> What the exercise asks: Skip all pictures. Set down only the lines starting at the line containing "Extract the structured" and running to the end of the listing.

> Data supplied:
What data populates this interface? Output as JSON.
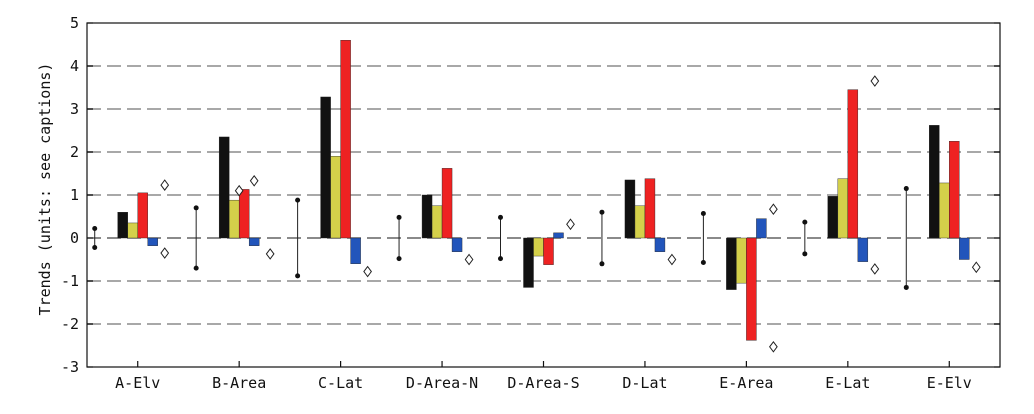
{
  "chart_data": {
    "type": "bar",
    "title": "",
    "xlabel": "",
    "ylabel": "Trends (units: see captions)",
    "ylim": [
      -3,
      5
    ],
    "yticks": [
      -3,
      -2,
      -1,
      0,
      1,
      2,
      3,
      4,
      5
    ],
    "grid": "horizontal dashed",
    "legend": "none",
    "categories": [
      "A-Elv",
      "B-Area",
      "C-Lat",
      "D-Area-N",
      "D-Area-S",
      "D-Lat",
      "E-Area",
      "E-Lat",
      "E-Elv"
    ],
    "series": [
      {
        "color": "#111111",
        "values": [
          0.6,
          2.35,
          3.28,
          1.0,
          -1.15,
          1.35,
          -1.2,
          0.97,
          2.62
        ]
      },
      {
        "color": "#d4d04a",
        "values": [
          0.35,
          0.88,
          1.9,
          0.75,
          -0.42,
          0.75,
          -1.05,
          1.38,
          1.28
        ]
      },
      {
        "color": "#ee2222",
        "values": [
          1.05,
          1.13,
          4.6,
          1.62,
          -0.62,
          1.38,
          -2.38,
          3.45,
          2.25
        ]
      },
      {
        "color": "#2255bb",
        "values": [
          -0.18,
          -0.18,
          -0.6,
          -0.32,
          0.12,
          -0.32,
          0.45,
          -0.55,
          -0.5
        ]
      }
    ],
    "error_ranges": [
      0.22,
      0.7,
      0.88,
      0.48,
      0.48,
      0.6,
      0.57,
      0.37,
      1.15
    ],
    "diamond_markers": [
      [
        1.23,
        -0.35
      ],
      [
        1.1,
        1.33,
        -0.37
      ],
      [
        -0.78
      ],
      [
        -0.5
      ],
      [
        0.32
      ],
      [
        -0.5
      ],
      [
        0.67,
        -2.53
      ],
      [
        3.65,
        -0.72
      ],
      [
        -0.68
      ]
    ]
  }
}
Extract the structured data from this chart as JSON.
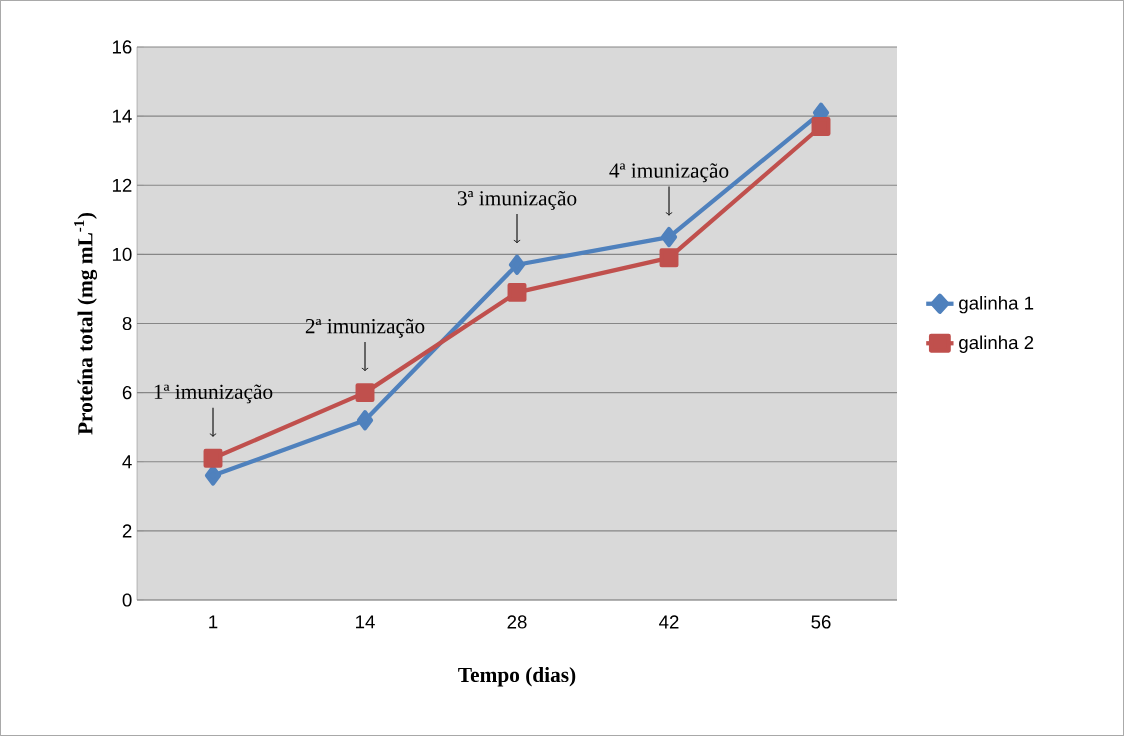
{
  "chart_data": {
    "type": "line",
    "xlabel": "Tempo (dias)",
    "ylabel": "Proteína total (mg mL$^{-1}$)",
    "categories": [
      "1",
      "14",
      "28",
      "42",
      "56"
    ],
    "series": [
      {
        "name": "galinha 1",
        "color": "#4f81bd",
        "marker": "diamond",
        "values": [
          3.6,
          5.2,
          9.7,
          10.5,
          14.1
        ]
      },
      {
        "name": "galinha 2",
        "color": "#c0504d",
        "marker": "square",
        "values": [
          4.1,
          6.0,
          8.9,
          9.9,
          13.7
        ]
      }
    ],
    "ylim": [
      0,
      16
    ],
    "yticks": [
      0,
      2,
      4,
      6,
      8,
      10,
      12,
      14,
      16
    ],
    "grid": "y",
    "legend": "right",
    "annotations": [
      {
        "text": "1ª imunização",
        "x": "1",
        "y": 4.1
      },
      {
        "text": "2ª imunização",
        "x": "14",
        "y": 6.0
      },
      {
        "text": "3ª imunização",
        "x": "28",
        "y": 9.7
      },
      {
        "text": "4ª imunização",
        "x": "42",
        "y": 10.5
      }
    ]
  }
}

> Full answer:
Extract the structured data from this chart as JSON.
{
  "chart_data": {
    "type": "line",
    "xlabel": "Tempo (dias)",
    "ylabel": "Proteína total (mg mL$^{-1}$)",
    "categories": [
      "1",
      "14",
      "28",
      "42",
      "56"
    ],
    "series": [
      {
        "name": "galinha 1",
        "color": "#4f81bd",
        "marker": "diamond",
        "values": [
          3.6,
          5.2,
          9.7,
          10.5,
          14.1
        ]
      },
      {
        "name": "galinha 2",
        "color": "#c0504d",
        "marker": "square",
        "values": [
          4.1,
          6.0,
          8.9,
          9.9,
          13.7
        ]
      }
    ],
    "ylim": [
      0,
      16
    ],
    "yticks": [
      0,
      2,
      4,
      6,
      8,
      10,
      12,
      14,
      16
    ],
    "grid": "y",
    "legend": "right",
    "annotations": [
      {
        "text": "1ª imunização",
        "x": "1",
        "y": 4.1
      },
      {
        "text": "2ª imunização",
        "x": "14",
        "y": 6.0
      },
      {
        "text": "3ª imunização",
        "x": "28",
        "y": 9.7
      },
      {
        "text": "4ª imunização",
        "x": "42",
        "y": 10.5
      }
    ]
  }
}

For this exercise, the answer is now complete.